*Te lezen fragment:*
********

Een effectieve macroregionale aanpak ter versterking van de synergieën tussen verschillende EU-beleidslijnen en ter coördinatie van de inspanningen van een groot aantal belanghebbenden in de Adriatisch-Ionische regio moet gebaseerd zijn op een „driewerf ja”: ja tegen meer aanvullende financiering, ja tegen meer institutionele coördinatie en ja tegen meer nieuwe projecten. Hierbij zou de particuliere sector een belangrijke rol toebedeeld krijgen.

2.8.3

Een goed gestructureerde macroregionale strategie kan een gemeenschappelijk Europees kader bieden voor de bevordering van culturele verrijking en empowerment van nationale maatschappelijke organisaties op regionaal niveau. Dit is vooral belangrijk voor regio's als Oost-Europa of de Balkan, waar de consolidatie van democratische praktijken hand in hand gaat met de ontwikkeling van een bloeiende en dynamische publieke ruimte.

********

*Instructies:*
1. Op welke drie punten moet volgens het fragment over de Adriatisch-Ionische regio een effectieve macroregionale aanpak gebaseerd zijn?
2. Zet het fragment over de macroregionale strategie voor de Adriatisch-Ionische regio voort na de laatste zin.

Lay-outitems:
********

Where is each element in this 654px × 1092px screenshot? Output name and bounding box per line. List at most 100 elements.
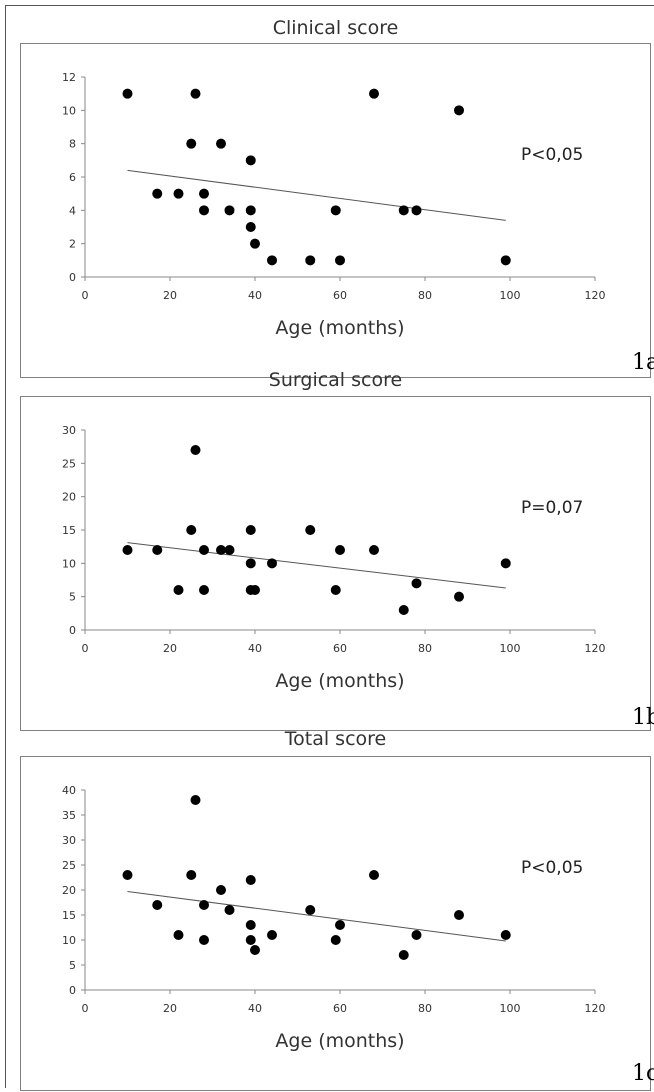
- data-point: [245, 155, 256, 166]
- data-point: [398, 605, 409, 615]
- data-point: [216, 885, 226, 895]
- data-point: [216, 545, 226, 555]
- data-point: [199, 935, 209, 945]
- data-point: [454, 910, 464, 920]
- x-axis-label: Age (months): [275, 1030, 404, 1052]
- x-tick-label: 100: [500, 1002, 521, 1015]
- data-point: [305, 255, 316, 266]
- x-tick-label: 0: [82, 642, 89, 655]
- total-score-panel: Total score 0 5 10 15 20 25 30 35 40 0 20 40 60 80 100…: [0, 722, 654, 1091]
- data-point: [369, 545, 379, 555]
- data-point: [411, 578, 422, 589]
- data-point: [369, 870, 379, 880]
- y-tick-label: 0: [69, 624, 76, 637]
- data-point: [152, 545, 163, 555]
- x-tick-label: 20: [163, 1002, 177, 1015]
- x-tick-label: 60: [333, 289, 347, 302]
- y-tick-label: 30: [62, 424, 76, 437]
- data-point: [190, 445, 201, 455]
- x-tick-label: 100: [500, 642, 521, 655]
- chart-title: Clinical score: [272, 17, 399, 39]
- y-tick-label: 15: [62, 524, 76, 537]
- x-tick-label: 120: [585, 642, 606, 655]
- data-point: [122, 88, 133, 99]
- x-axis-label: Age (months): [275, 670, 404, 692]
- p-value-annotation: P=0,07: [521, 498, 583, 518]
- y-tick-label: 2: [69, 238, 76, 251]
- figure-label: 1b: [632, 705, 654, 730]
- y-tick-label: 12: [62, 71, 76, 84]
- surgical-score-chart: 0 5 10 15 20 25 30 0 20 40 60 80 100 120 Age (months) P…: [20, 396, 651, 731]
- x-tick-label: 80: [418, 1002, 432, 1015]
- x-tick-label: 40: [248, 1002, 262, 1015]
- y-tick-label: 20: [62, 491, 76, 504]
- x-tick-label: 80: [418, 289, 432, 302]
- x-tick-label: 20: [163, 289, 177, 302]
- data-point: [245, 875, 256, 885]
- y-tick-label: 6: [69, 171, 76, 184]
- y-tick-label: 0: [69, 271, 76, 284]
- data-point: [398, 205, 409, 216]
- y-tick-label: 30: [62, 834, 76, 847]
- data-point: [173, 188, 184, 199]
- y-tick-label: 40: [62, 784, 76, 797]
- scatter-plot: 0 5 10 15 20 25 30 0 20 40 60 80 100 120 Age (months) P…: [62, 424, 606, 692]
- data-point: [199, 585, 209, 595]
- data-point: [454, 591, 464, 602]
- scatter-plot: 0 5 10 15 20 25 30 35 40 0 20 40 60 80 100 120 Age (mont…: [62, 784, 606, 1052]
- trend-line: [127, 169, 506, 221]
- x-tick-label: 20: [163, 642, 177, 655]
- x-tick-label: 80: [418, 642, 432, 655]
- data-point: [216, 138, 226, 149]
- y-tick-label: 10: [62, 934, 76, 947]
- p-value-annotation: P<0,05: [521, 145, 583, 165]
- y-tick-label: 0: [69, 984, 76, 997]
- data-point: [250, 238, 260, 249]
- data-point: [152, 188, 163, 199]
- data-point: [245, 222, 256, 232]
- trend-line: [127, 891, 506, 942]
- total-score-chart: 0 5 10 15 20 25 30 35 40 0 20 40 60 80 100 120 Age (mont…: [20, 756, 651, 1091]
- data-point: [250, 945, 260, 955]
- data-point: [122, 545, 133, 555]
- y-tick-label: 25: [62, 457, 76, 470]
- data-point: [500, 558, 511, 569]
- data-point: [173, 585, 184, 595]
- figure-label: 1a: [632, 350, 654, 375]
- surgical-score-panel: Surgical score 0 5 10 15 20 25 30 0 20 40 60 80 100 1…: [0, 360, 654, 731]
- y-tick-label: 20: [62, 884, 76, 897]
- data-point: [267, 558, 277, 569]
- y-tick-label: 15: [62, 909, 76, 922]
- x-tick-label: 120: [585, 1002, 606, 1015]
- y-tick-label: 8: [69, 138, 76, 151]
- y-tick-label: 10: [62, 557, 76, 570]
- x-tick-label: 0: [82, 1002, 89, 1015]
- y-tick-label: 25: [62, 859, 76, 872]
- data-point: [152, 900, 163, 910]
- data-point: [199, 545, 209, 555]
- x-tick-label: 60: [333, 1002, 347, 1015]
- data-point: [411, 930, 422, 940]
- chart-title: Surgical score: [268, 369, 403, 391]
- x-tick-label: 0: [82, 289, 89, 302]
- figure-label: 1c: [632, 1061, 654, 1086]
- data-point: [199, 900, 209, 910]
- x-tick-label: 40: [248, 642, 262, 655]
- x-tick-label: 100: [500, 289, 521, 302]
- data-point: [454, 105, 464, 116]
- x-tick-label: 60: [333, 642, 347, 655]
- chart-title: Total score: [284, 728, 387, 750]
- p-value-annotation: P<0,05: [521, 858, 583, 878]
- data-point: [224, 205, 235, 216]
- data-point: [267, 255, 277, 266]
- data-point: [245, 205, 256, 216]
- data-point: [186, 870, 197, 880]
- data-point: [335, 920, 345, 930]
- data-point: [199, 188, 209, 199]
- y-tick-label: 35: [62, 809, 76, 822]
- y-tick-label: 5: [69, 591, 76, 604]
- data-point: [369, 88, 379, 99]
- page-frame: [5, 5, 654, 1088]
- y-tick-label: 5: [69, 959, 76, 972]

********

*Antwoorden per opdracht:*
1. Op een „driewerf ja”: ja tegen meer aanvullende financiering, ja tegen meer institutionele coördinatie en ja tegen meer nieuwe projecten.

2.
2.8.4

Met behulp van een macroregionale strategie kan infrastructuurontwikkeling op een transnationale geografische schaal worden gepland. Aldus kan de ontwikkeling van ICT-netwerken, snelwegen, spoorwegen en havens worden bevorderd en worden gezorgd voor territoriale cohesie en concurrentievermogen zonder belemmeringen of knelpunten.

2.9

Ondanks de lange aanlooptijd wordt er sinds kort enorme vaart gezet achter het project en moet het op stel en sprong worden afgerond; dat komt het eindresultaat niet ten goede.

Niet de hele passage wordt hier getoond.